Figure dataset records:
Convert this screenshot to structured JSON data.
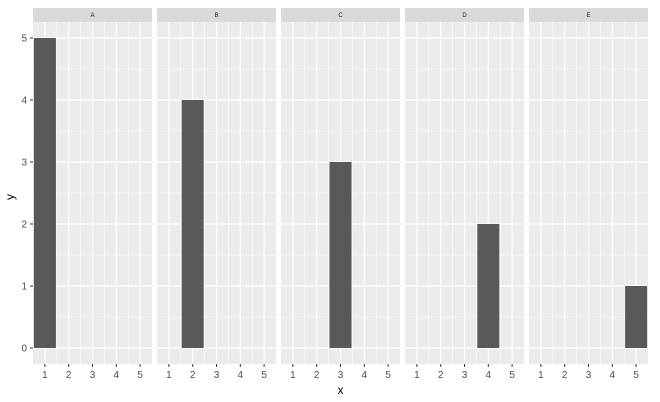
{
  "chart_data": {
    "type": "bar",
    "facet": "column",
    "xlabel": "x",
    "ylabel": "y",
    "xlim": [
      0.5,
      5.5
    ],
    "ylim": [
      0,
      5
    ],
    "x_ticks": [
      1,
      2,
      3,
      4,
      5
    ],
    "y_ticks": [
      0,
      1,
      2,
      3,
      4,
      5
    ],
    "grid": true,
    "legend": "none",
    "colors": {
      "bar": "#595959",
      "panel": "#ebebeb",
      "strip": "#d9d9d9",
      "grid": "#ffffff"
    },
    "panels": [
      {
        "label": "A",
        "x": [
          1
        ],
        "y": [
          5
        ]
      },
      {
        "label": "B",
        "x": [
          2
        ],
        "y": [
          4
        ]
      },
      {
        "label": "C",
        "x": [
          3
        ],
        "y": [
          3
        ]
      },
      {
        "label": "D",
        "x": [
          4
        ],
        "y": [
          2
        ]
      },
      {
        "label": "E",
        "x": [
          5
        ],
        "y": [
          1
        ]
      }
    ]
  }
}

» What is required
Reproduce the whole listing word for word, setting aside any pictures.

» Task solution
Convert this screenshot to structured JSON data.
{
  "chart_data": {
    "type": "bar",
    "facet": "column",
    "xlabel": "x",
    "ylabel": "y",
    "xlim": [
      0.5,
      5.5
    ],
    "ylim": [
      0,
      5
    ],
    "x_ticks": [
      1,
      2,
      3,
      4,
      5
    ],
    "y_ticks": [
      0,
      1,
      2,
      3,
      4,
      5
    ],
    "grid": true,
    "legend": "none",
    "colors": {
      "bar": "#595959",
      "panel": "#ebebeb",
      "strip": "#d9d9d9",
      "grid": "#ffffff"
    },
    "panels": [
      {
        "label": "A",
        "x": [
          1
        ],
        "y": [
          5
        ]
      },
      {
        "label": "B",
        "x": [
          2
        ],
        "y": [
          4
        ]
      },
      {
        "label": "C",
        "x": [
          3
        ],
        "y": [
          3
        ]
      },
      {
        "label": "D",
        "x": [
          4
        ],
        "y": [
          2
        ]
      },
      {
        "label": "E",
        "x": [
          5
        ],
        "y": [
          1
        ]
      }
    ]
  }
}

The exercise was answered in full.